WHAT TO PRODUCE:
Every entry below must be repeated exactly; skip the pictures.

DATA FOR THE TASK:
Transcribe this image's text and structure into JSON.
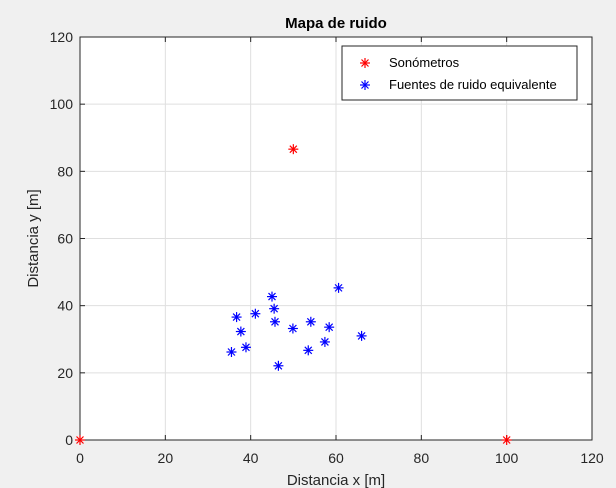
{
  "chart_data": {
    "type": "scatter",
    "title": "Mapa de ruido",
    "xlabel": "Distancia x [m]",
    "ylabel": "Distancia y [m]",
    "xlim": [
      0,
      120
    ],
    "ylim": [
      0,
      120
    ],
    "xticks": [
      "0",
      "20",
      "40",
      "60",
      "80",
      "100",
      "120"
    ],
    "yticks": [
      "0",
      "20",
      "40",
      "60",
      "80",
      "100",
      "120"
    ],
    "grid": true,
    "legend_position": "top-right",
    "marker": "asterisk",
    "series": [
      {
        "name": "Sonómetros",
        "color": "#ff0000",
        "points": [
          [
            0,
            0
          ],
          [
            100,
            0
          ],
          [
            50,
            86.6
          ]
        ]
      },
      {
        "name": "Fuentes de ruido equivalente",
        "color": "#0000ff",
        "points": [
          [
            35.5,
            26.2
          ],
          [
            36.7,
            36.6
          ],
          [
            37.7,
            32.3
          ],
          [
            38.9,
            27.6
          ],
          [
            41.1,
            37.6
          ],
          [
            45.0,
            42.7
          ],
          [
            45.5,
            39.1
          ],
          [
            45.7,
            35.2
          ],
          [
            46.5,
            22.1
          ],
          [
            49.9,
            33.2
          ],
          [
            53.5,
            26.7
          ],
          [
            54.1,
            35.2
          ],
          [
            57.4,
            29.2
          ],
          [
            58.4,
            33.6
          ],
          [
            60.6,
            45.3
          ],
          [
            66.0,
            31.0
          ]
        ]
      }
    ]
  }
}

TASK RESPONSE:
Transcribe this image's text and structure into JSON.
{
  "chart_data": {
    "type": "scatter",
    "title": "Mapa de ruido",
    "xlabel": "Distancia x [m]",
    "ylabel": "Distancia y [m]",
    "xlim": [
      0,
      120
    ],
    "ylim": [
      0,
      120
    ],
    "xticks": [
      "0",
      "20",
      "40",
      "60",
      "80",
      "100",
      "120"
    ],
    "yticks": [
      "0",
      "20",
      "40",
      "60",
      "80",
      "100",
      "120"
    ],
    "grid": true,
    "legend_position": "top-right",
    "marker": "asterisk",
    "series": [
      {
        "name": "Sonómetros",
        "color": "#ff0000",
        "points": [
          [
            0,
            0
          ],
          [
            100,
            0
          ],
          [
            50,
            86.6
          ]
        ]
      },
      {
        "name": "Fuentes de ruido equivalente",
        "color": "#0000ff",
        "points": [
          [
            35.5,
            26.2
          ],
          [
            36.7,
            36.6
          ],
          [
            37.7,
            32.3
          ],
          [
            38.9,
            27.6
          ],
          [
            41.1,
            37.6
          ],
          [
            45.0,
            42.7
          ],
          [
            45.5,
            39.1
          ],
          [
            45.7,
            35.2
          ],
          [
            46.5,
            22.1
          ],
          [
            49.9,
            33.2
          ],
          [
            53.5,
            26.7
          ],
          [
            54.1,
            35.2
          ],
          [
            57.4,
            29.2
          ],
          [
            58.4,
            33.6
          ],
          [
            60.6,
            45.3
          ],
          [
            66.0,
            31.0
          ]
        ]
      }
    ]
  }
}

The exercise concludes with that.